▶ **SUPPLIED DATA**

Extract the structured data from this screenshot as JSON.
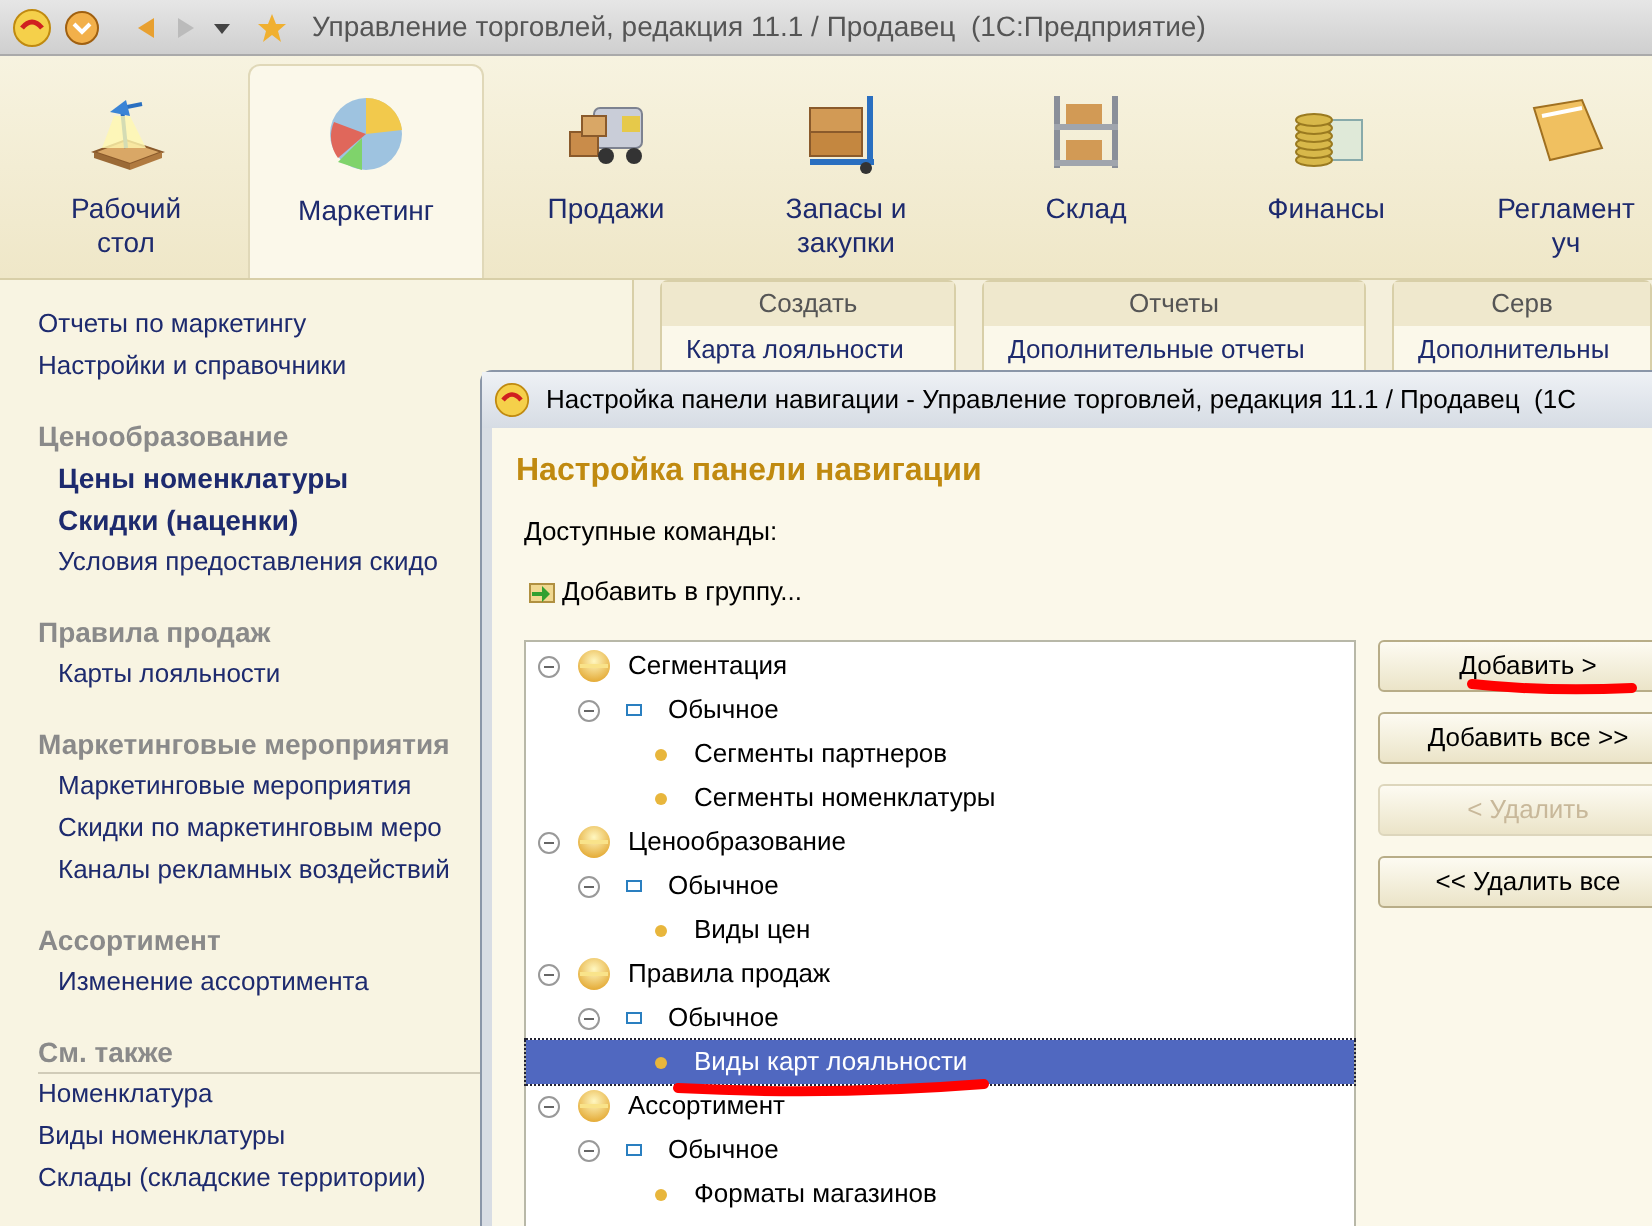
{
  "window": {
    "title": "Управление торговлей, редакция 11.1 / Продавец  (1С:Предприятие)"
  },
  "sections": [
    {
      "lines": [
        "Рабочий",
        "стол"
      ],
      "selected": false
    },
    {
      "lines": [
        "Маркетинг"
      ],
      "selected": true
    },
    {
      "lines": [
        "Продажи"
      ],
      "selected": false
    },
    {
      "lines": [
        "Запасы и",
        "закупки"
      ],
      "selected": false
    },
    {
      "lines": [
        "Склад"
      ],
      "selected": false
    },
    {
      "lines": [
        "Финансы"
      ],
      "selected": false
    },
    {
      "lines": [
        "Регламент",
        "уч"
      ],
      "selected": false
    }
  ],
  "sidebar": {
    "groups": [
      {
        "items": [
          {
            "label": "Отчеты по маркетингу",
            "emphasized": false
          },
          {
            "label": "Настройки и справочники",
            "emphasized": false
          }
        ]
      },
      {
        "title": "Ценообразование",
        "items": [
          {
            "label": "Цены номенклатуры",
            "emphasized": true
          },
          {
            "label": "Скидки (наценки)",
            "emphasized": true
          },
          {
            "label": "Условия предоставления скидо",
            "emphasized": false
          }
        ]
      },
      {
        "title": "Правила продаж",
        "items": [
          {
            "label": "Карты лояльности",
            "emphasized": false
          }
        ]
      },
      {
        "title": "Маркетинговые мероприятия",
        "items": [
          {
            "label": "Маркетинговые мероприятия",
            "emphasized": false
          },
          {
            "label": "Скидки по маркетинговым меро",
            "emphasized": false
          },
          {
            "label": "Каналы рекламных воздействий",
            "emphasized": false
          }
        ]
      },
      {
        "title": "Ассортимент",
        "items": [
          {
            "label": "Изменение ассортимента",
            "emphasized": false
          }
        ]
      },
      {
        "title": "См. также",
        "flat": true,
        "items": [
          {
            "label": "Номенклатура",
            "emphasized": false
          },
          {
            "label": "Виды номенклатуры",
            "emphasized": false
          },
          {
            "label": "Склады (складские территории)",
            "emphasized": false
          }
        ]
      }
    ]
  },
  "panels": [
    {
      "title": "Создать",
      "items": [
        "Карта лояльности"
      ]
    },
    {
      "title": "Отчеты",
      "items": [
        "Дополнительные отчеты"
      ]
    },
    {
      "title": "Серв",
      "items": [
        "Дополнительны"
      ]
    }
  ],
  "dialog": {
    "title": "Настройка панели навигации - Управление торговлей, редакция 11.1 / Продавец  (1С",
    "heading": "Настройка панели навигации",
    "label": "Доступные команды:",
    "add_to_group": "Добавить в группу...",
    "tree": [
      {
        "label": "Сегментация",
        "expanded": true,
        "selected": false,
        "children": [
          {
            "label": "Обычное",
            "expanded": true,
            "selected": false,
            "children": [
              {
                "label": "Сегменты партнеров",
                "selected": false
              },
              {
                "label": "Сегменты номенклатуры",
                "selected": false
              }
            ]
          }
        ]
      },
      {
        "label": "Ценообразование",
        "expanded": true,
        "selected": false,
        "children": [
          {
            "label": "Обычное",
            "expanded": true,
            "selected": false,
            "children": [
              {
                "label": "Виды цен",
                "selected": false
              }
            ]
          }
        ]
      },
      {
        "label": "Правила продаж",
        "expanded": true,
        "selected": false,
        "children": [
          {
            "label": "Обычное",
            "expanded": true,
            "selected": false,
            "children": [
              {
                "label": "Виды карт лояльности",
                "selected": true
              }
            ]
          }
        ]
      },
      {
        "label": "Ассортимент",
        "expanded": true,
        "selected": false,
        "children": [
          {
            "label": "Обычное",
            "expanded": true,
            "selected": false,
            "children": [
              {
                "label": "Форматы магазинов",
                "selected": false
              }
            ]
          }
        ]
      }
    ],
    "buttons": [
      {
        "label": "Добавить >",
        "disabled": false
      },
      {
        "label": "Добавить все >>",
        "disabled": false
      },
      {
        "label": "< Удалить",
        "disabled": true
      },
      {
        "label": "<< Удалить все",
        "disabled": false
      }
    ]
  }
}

...

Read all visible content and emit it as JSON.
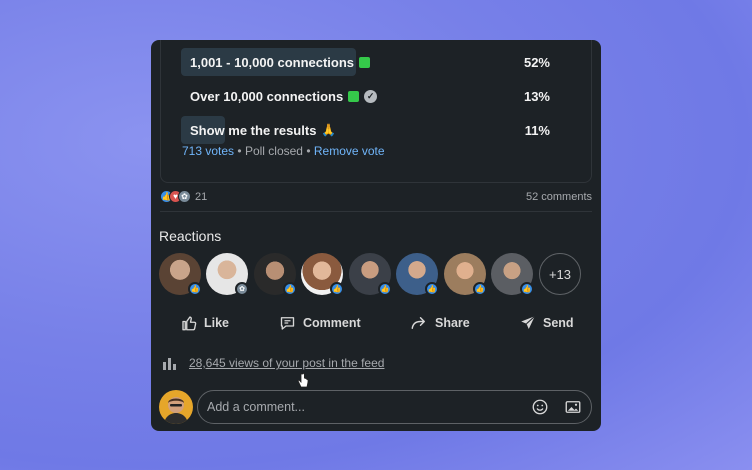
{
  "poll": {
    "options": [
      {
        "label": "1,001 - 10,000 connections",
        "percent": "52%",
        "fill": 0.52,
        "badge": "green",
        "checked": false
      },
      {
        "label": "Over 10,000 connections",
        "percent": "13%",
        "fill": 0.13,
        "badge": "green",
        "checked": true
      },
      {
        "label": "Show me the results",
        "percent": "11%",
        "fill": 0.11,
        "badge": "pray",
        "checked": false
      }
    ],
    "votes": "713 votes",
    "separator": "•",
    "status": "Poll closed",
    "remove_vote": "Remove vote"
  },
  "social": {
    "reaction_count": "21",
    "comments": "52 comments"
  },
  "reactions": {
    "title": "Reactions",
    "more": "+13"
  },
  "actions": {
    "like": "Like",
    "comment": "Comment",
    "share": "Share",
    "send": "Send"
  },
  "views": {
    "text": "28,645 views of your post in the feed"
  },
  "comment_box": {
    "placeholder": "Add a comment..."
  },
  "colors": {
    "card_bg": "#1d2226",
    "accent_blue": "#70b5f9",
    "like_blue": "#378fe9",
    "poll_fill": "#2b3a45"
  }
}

▶ **THE EXERCISE**
Count how many lines contain "Управление" and give only that count.

▶ **ANSWER FOR THE TASK**
2